Task goal:
Calculate how many lines in the following records hold the word "ylabel", and report that number without comment.

Data provided:
————

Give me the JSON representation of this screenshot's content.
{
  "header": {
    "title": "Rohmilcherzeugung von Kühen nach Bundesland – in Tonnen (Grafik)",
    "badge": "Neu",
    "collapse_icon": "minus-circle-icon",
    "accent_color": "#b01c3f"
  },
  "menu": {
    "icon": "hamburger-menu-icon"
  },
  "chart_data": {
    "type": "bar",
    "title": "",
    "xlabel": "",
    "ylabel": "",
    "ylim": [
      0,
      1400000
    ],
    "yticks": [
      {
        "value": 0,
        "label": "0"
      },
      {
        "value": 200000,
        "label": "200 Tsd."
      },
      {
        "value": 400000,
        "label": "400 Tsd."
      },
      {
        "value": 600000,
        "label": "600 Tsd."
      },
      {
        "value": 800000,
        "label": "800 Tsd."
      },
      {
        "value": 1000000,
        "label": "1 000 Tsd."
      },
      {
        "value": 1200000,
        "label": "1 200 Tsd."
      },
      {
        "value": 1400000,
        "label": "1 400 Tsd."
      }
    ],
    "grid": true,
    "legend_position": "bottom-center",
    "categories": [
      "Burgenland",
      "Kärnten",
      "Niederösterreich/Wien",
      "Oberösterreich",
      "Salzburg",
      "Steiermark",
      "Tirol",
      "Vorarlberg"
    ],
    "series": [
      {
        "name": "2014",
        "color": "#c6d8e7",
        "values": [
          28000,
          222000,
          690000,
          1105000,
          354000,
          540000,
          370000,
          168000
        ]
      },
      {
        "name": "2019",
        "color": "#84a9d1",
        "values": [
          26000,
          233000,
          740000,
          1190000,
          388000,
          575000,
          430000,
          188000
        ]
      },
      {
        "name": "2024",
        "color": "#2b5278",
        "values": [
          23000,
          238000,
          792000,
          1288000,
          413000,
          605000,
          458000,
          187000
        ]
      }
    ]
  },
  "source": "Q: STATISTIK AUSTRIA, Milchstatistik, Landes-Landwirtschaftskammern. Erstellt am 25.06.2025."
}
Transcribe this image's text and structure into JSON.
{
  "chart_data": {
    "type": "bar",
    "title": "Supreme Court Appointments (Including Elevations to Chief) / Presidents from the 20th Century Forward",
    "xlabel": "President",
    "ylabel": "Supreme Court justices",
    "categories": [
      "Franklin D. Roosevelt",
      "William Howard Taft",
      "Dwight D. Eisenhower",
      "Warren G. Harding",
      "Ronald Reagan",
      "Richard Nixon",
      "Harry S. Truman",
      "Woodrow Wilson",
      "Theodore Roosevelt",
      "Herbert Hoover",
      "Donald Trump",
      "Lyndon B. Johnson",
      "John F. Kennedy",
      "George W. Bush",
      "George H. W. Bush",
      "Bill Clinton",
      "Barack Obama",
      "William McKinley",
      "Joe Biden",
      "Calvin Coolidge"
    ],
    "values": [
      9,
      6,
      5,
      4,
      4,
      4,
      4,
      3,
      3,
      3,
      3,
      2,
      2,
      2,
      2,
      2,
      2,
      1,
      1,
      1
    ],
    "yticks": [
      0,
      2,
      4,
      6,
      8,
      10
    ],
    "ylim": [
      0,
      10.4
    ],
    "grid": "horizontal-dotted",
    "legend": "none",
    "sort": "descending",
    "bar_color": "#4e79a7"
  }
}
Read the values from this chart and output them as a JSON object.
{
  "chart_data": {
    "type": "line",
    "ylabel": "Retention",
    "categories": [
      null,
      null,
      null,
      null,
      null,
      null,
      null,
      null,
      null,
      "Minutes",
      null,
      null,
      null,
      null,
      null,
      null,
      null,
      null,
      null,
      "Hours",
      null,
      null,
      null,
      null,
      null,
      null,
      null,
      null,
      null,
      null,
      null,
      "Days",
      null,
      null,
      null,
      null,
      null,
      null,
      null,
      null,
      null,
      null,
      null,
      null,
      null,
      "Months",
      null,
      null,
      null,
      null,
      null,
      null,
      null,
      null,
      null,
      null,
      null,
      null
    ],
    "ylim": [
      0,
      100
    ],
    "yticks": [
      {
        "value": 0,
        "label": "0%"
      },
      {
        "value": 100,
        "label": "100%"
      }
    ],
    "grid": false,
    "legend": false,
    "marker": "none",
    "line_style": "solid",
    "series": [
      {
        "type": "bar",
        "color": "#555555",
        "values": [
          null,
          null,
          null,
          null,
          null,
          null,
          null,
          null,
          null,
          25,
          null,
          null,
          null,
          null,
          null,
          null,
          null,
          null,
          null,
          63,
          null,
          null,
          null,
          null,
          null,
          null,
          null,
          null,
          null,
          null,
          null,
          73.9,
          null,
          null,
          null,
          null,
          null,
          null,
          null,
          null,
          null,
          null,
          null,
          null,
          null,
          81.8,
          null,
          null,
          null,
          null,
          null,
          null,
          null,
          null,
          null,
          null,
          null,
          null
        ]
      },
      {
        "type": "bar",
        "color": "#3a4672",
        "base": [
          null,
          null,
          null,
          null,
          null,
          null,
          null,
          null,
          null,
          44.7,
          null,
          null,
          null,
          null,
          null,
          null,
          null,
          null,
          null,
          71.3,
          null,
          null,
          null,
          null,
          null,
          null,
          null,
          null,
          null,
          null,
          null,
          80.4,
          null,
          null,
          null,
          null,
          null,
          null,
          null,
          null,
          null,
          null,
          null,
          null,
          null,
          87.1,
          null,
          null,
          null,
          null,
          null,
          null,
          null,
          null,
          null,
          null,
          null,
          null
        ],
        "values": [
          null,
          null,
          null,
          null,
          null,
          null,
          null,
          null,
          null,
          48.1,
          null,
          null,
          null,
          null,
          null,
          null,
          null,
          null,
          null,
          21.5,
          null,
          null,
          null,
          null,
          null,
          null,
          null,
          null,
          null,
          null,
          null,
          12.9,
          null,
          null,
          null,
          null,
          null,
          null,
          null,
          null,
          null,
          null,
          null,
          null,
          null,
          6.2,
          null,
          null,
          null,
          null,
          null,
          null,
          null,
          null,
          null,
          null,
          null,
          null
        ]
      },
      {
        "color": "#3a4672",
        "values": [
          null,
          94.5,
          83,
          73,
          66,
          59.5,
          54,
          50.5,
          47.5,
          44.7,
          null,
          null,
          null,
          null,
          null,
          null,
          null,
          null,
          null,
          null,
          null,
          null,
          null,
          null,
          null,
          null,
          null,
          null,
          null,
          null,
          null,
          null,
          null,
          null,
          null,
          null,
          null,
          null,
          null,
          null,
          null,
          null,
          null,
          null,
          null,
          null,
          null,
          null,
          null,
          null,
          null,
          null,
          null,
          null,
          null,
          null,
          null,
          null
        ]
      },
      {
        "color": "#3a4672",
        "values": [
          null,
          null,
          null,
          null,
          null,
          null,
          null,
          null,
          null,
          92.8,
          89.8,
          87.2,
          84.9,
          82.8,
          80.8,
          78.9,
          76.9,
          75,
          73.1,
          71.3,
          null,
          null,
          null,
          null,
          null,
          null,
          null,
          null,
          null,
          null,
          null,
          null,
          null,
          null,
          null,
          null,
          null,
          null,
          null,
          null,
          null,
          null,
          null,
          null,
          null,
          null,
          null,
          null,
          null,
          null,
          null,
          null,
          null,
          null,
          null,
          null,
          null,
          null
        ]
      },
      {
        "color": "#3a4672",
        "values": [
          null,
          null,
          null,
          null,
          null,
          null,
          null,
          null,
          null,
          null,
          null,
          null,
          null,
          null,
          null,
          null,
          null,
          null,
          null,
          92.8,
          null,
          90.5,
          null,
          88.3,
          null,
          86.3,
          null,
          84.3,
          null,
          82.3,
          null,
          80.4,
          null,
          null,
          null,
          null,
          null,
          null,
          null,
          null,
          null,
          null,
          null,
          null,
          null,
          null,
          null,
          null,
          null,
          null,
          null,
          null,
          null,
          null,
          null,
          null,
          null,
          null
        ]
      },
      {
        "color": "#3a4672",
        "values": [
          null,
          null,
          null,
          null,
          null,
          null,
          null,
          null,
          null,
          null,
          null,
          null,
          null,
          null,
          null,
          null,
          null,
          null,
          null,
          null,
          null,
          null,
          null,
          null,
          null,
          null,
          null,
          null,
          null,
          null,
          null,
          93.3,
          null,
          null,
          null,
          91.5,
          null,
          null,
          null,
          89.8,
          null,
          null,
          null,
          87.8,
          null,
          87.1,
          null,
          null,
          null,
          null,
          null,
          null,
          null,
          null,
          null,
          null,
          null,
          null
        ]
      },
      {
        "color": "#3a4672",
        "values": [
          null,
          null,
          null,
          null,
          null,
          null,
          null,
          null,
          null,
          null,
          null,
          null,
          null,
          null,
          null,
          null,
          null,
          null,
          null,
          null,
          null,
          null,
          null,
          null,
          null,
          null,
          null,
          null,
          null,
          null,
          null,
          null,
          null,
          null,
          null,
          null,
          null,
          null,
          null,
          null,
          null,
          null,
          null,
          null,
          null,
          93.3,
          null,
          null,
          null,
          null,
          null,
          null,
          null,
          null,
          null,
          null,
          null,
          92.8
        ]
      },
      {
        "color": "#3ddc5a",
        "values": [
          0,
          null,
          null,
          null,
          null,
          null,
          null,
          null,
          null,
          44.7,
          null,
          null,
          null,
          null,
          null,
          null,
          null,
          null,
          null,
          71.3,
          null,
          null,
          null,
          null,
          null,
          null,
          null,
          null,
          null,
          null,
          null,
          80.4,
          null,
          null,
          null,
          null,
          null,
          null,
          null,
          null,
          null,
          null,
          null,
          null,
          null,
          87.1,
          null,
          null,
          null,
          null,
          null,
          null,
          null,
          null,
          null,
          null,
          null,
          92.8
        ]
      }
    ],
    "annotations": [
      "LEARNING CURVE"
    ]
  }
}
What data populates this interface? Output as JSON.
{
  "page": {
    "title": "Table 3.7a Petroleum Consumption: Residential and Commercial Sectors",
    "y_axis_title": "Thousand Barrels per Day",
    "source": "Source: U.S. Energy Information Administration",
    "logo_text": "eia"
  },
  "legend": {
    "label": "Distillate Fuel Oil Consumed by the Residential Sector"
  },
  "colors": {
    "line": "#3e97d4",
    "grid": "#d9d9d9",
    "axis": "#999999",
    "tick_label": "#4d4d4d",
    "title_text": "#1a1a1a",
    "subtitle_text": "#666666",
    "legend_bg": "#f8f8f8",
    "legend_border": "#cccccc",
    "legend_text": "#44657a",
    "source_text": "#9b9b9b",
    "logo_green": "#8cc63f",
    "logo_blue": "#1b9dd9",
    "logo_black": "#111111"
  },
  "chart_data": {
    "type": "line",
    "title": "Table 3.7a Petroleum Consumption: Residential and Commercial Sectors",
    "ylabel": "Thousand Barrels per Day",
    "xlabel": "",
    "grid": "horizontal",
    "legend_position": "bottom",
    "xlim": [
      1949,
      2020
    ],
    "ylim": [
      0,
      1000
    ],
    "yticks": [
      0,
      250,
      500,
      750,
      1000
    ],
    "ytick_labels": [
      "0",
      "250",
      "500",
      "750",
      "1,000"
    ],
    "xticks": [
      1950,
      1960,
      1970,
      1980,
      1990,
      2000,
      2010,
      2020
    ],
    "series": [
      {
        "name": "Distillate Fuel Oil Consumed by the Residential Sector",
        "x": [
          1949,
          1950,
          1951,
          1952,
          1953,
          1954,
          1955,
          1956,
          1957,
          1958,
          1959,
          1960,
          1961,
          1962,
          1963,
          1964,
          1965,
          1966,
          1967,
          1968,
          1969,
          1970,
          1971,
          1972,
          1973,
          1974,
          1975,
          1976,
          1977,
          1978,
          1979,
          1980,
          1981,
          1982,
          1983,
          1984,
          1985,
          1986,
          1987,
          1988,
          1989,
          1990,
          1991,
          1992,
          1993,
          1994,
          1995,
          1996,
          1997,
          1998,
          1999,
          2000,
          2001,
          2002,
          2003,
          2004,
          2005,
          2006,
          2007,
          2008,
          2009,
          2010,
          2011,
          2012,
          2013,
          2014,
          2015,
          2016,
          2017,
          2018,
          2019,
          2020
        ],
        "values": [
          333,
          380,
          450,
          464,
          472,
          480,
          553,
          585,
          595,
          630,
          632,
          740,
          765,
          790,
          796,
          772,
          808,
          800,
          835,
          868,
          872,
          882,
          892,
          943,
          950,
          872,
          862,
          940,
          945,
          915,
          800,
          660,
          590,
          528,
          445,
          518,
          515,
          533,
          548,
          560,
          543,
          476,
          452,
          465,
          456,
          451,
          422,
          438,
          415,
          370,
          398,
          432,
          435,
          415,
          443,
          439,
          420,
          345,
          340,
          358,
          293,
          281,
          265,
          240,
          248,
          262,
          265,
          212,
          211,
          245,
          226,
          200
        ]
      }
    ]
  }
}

————

Written reply:
4